### Aim
Across the entries below, how many lines contain the string "Storage"? Give only the count.

### Records from a dataset
------------------------------------
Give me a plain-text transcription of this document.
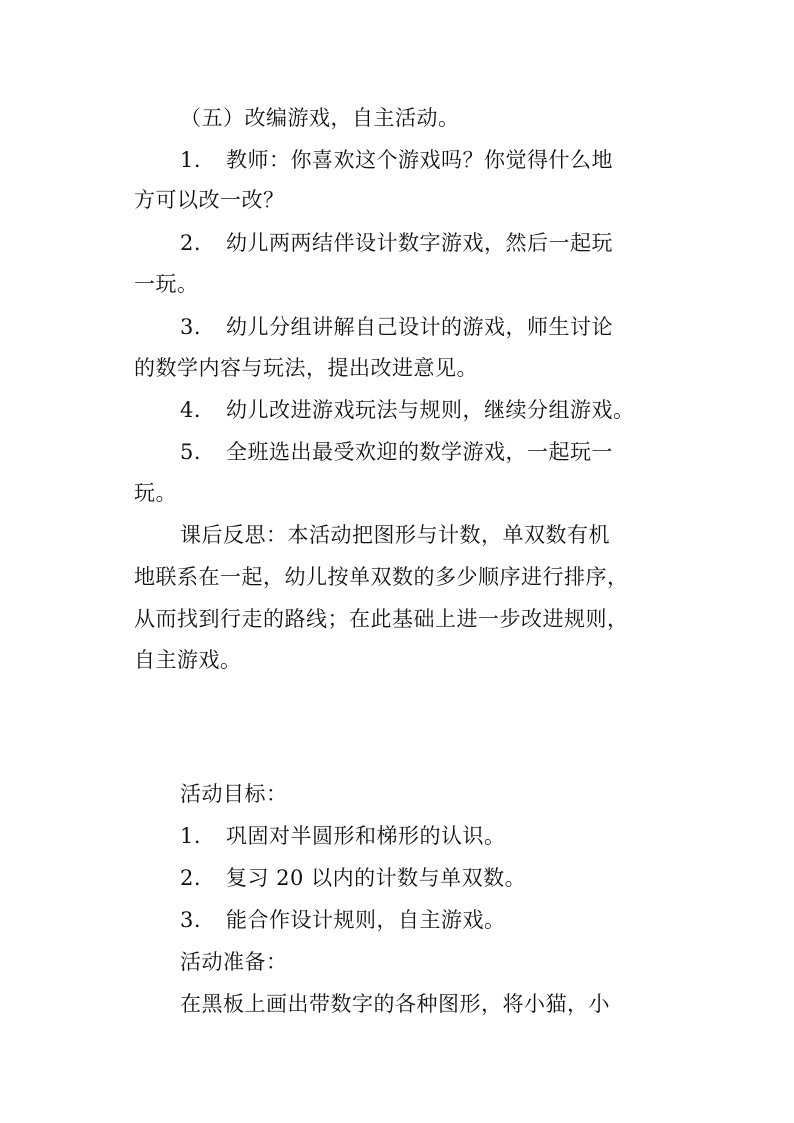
（五）改编游戏，自主活动。
1. 教师：你喜欢这个游戏吗？你觉得什么地
方可以改一改？
2. 幼儿两两结伴设计数字游戏，然后一起玩
一玩。
3. 幼儿分组讲解自己设计的游戏，师生讨论
的数学内容与玩法，提出改进意见。
4. 幼儿改进游戏玩法与规则，继续分组游戏。
5. 全班选出最受欢迎的数学游戏，一起玩一
玩。
课后反思：本活动把图形与计数，单双数有机
地联系在一起，幼儿按单双数的多少顺序进行排序，
从而找到行走的路线；在此基础上进一步改进规则，
自主游戏。
活动目标：
1. 巩固对半圆形和梯形的认识。
2. 复习 20 以内的计数与单双数。
3. 能合作设计规则，自主游戏。
活动准备：
在黑板上画出带数字的各种图形，将小猫，小
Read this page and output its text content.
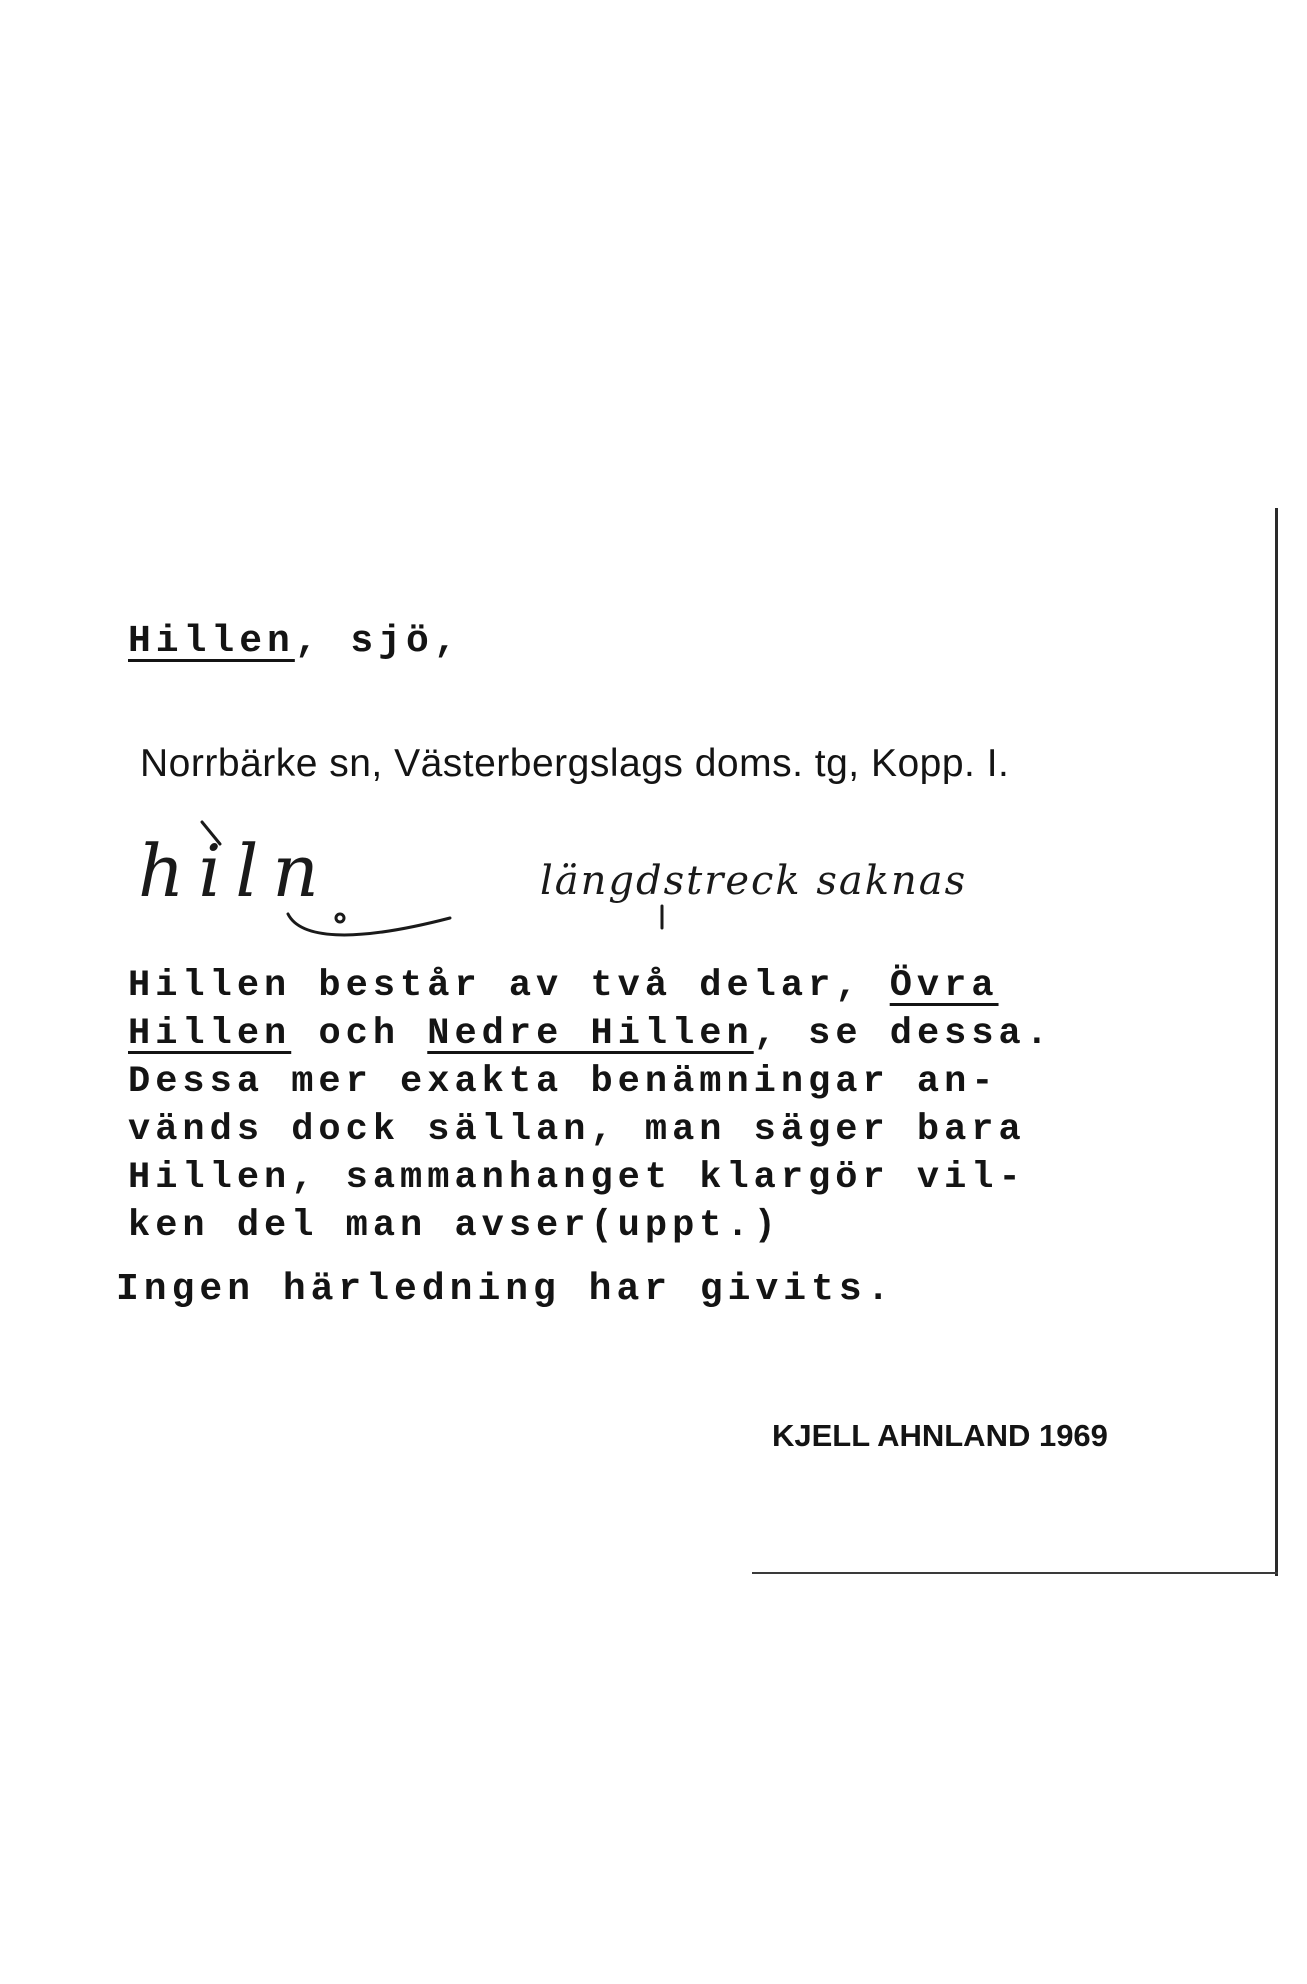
Hillen, sjö,

Norrbärke sn, Västerbergslags doms. tg, Kopp. I.

hiln	längdstreck saknas
Hillen består av två delar, Övra
Hillen och Nedre Hillen, se dessa.
Dessa mer exakta benämningar an-
vänds dock sällan, man säger bara
Hillen, sammanhanget klargör vil-
ken del man avser(uppt.)

Ingen härledning har givits.

KJELL AHNLAND 1969
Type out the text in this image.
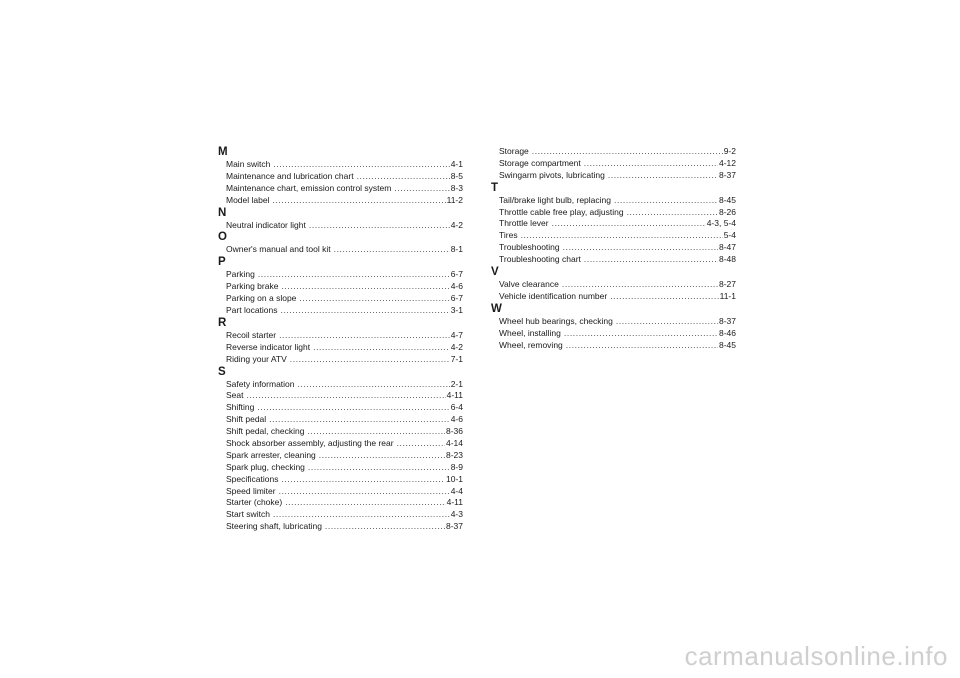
M
Main switch .....	4-1
Maintenance and lubrication chart .....	8-5
Maintenance chart, emission control system .....	8-3
Model label .....	11-2
N
Neutral indicator light .....	4-2
O
Owner's manual and tool kit .....	8-1
P
Parking .....	6-7
Parking brake .....	4-6
Parking on a slope .....	6-7
Part locations .....	3-1
R
Recoil starter .....	4-7
Reverse indicator light .....	4-2
Riding your ATV .....	7-1
S
Safety information .....	2-1
Seat .....	4-11
Shifting .....	6-4
Shift pedal .....	4-6
Shift pedal, checking .....	8-36
Shock absorber assembly, adjusting the rear .....	4-14
Spark arrester, cleaning .....	8-23
Spark plug, checking .....	8-9
Specifications .....	10-1
Speed limiter .....	4-4
Starter (choke) .....	4-11
Start switch .....	4-3
Steering shaft, lubricating .....	8-37
Storage .....	9-2
Storage compartment .....	4-12
Swingarm pivots, lubricating .....	8-37
T
Tail/brake light bulb, replacing .....	8-45
Throttle cable free play, adjusting .....	8-26
Throttle lever .....	4-3, 5-4
Tires .....	5-4
Troubleshooting .....	8-47
Troubleshooting chart .....	8-48
V
Valve clearance .....	8-27
Vehicle identification number .....	11-1
W
Wheel hub bearings, checking .....	8-37
Wheel, installing .....	8-46
Wheel, removing .....	8-45
carmanualsonline.info
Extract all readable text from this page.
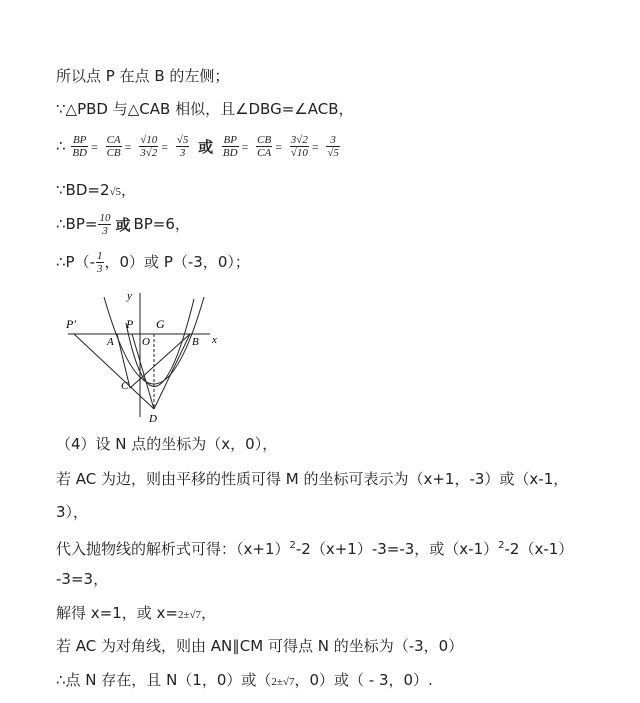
所以点 P 在点 B 的左侧；
∵△PBD 与△CAB 相似，且∠DBG=∠ACB，
∴ $\frac{BP}{BD} = \frac{CA}{CB} = \frac{√10}{3√2} = \frac{√5}{3}$ 或 $\frac{BP}{BD} = \frac{CB}{CA} = \frac{3√2}{√10} = \frac{3}{√5}$
∵BD=2√5，
∴BP= $\frac{10}{3}$ 或 BP=6，
∴P（- $\frac{1}{3}$ ，0）或 P（-3，0）；
y
x
P′	P G
A	O	B
C
D
（4）设 N 点的坐标为（x，0），
若 AC 为边，则由平移的性质可得 M 的坐标可表示为（x+1，-3）或（x-1，
3），
代入抛物线的解析式可得：$(x+1)^2-2(x+1)-3=-3$，或$(x-1)^2-2(x-1)$
-3=3，
解得 x=1，或 x=2±√7，
若 AC 为对角线，则由 AN∥CM 可得点 N 的坐标为（-3，0）
∴点 N 存在，且 N（1，0）或（2±√7，0）或（ - 3，0）.
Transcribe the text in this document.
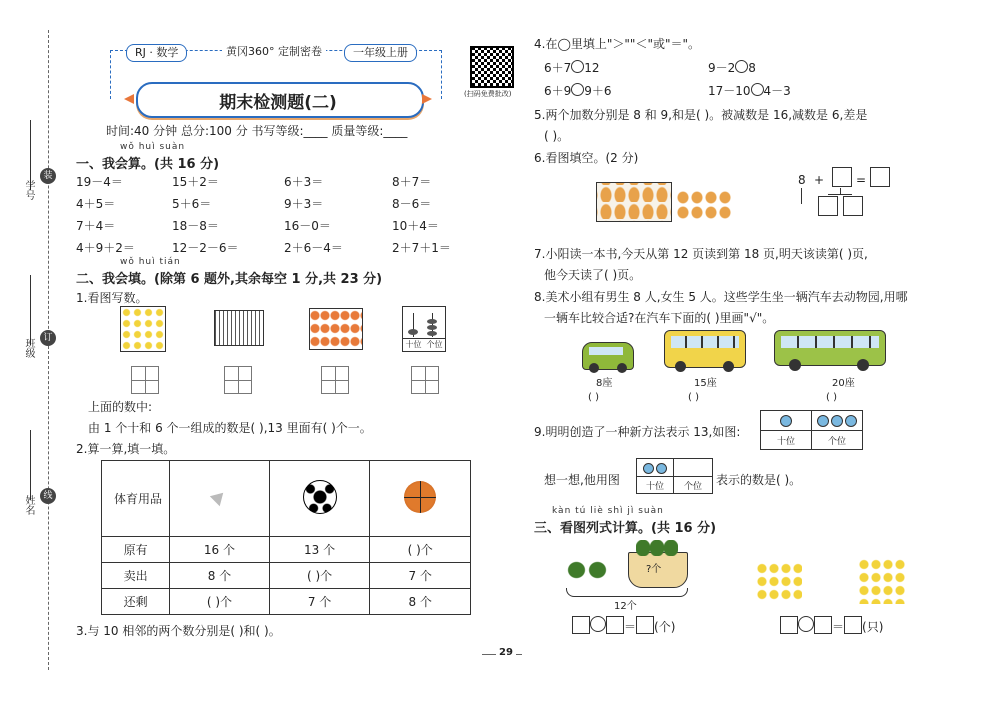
装
订
线
学号
班级
姓名
RJ · 数学	黄冈360° 定制密卷	一年级上册
期末检测题(二)	(扫码免费批改)
时间:40 分钟 总分:100 分 书写等级:____ 质量等级:____
wǒ huì suàn
一、我会算。(共 16 分)
19－4＝	15＋2＝	6＋3＝	8＋7＝
4＋5＝	5＋6＝	9＋3＝	8－6＝
7＋4＝	18－8＝	16－0＝	10＋4＝
4＋9＋2＝	12－2－6＝	2＋6－4＝	2＋7＋1＝
wǒ huì tián
二、我会填。(除第 6 题外,其余每空 1 分,共 23 分)
1.看图写数。
十位 个位
上面的数中:
由 1 个十和 6 个一组成的数是( ),13 里面有( )个一。
2.算一算,填一填。
体育用品			
原有	16 个	13 个	( )个
卖出	8 个	( )个	7 个
还剩	( )个	7 个	8 个
3.与 10 相邻的两个数分别是( )和( )。
4.在◯里填上"＞""＜"或"＝"。
6＋7 12	9－2 8
6＋9 9＋6	17－10 4－3
5.两个加数分别是 8 和 9,和是( )。被减数是 16,减数是 6,差是
( )。
6.看图填空。(2 分)
8 +	=
7.小阳读一本书,今天从第 12 页读到第 18 页,明天该读第( )页,
他今天读了( )页。
8.美术小组有男生 8 人,女生 5 人。这些学生坐一辆汽车去动物园,用哪
一辆车比较合适?在汽车下面的( )里画"√"。
8座
( )
15座
( )
20座
( )
9.明明创造了一种新方法表示 13,如图:
十位	个位
想一想,他用图	十位	个位	表示的数是( )。
kàn tú liè shì jì suàn
三、看图列式计算。(共 16 分)
?个
12个
＝ (个)	＝ (只)
29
------------------------------------
### Problem solution
2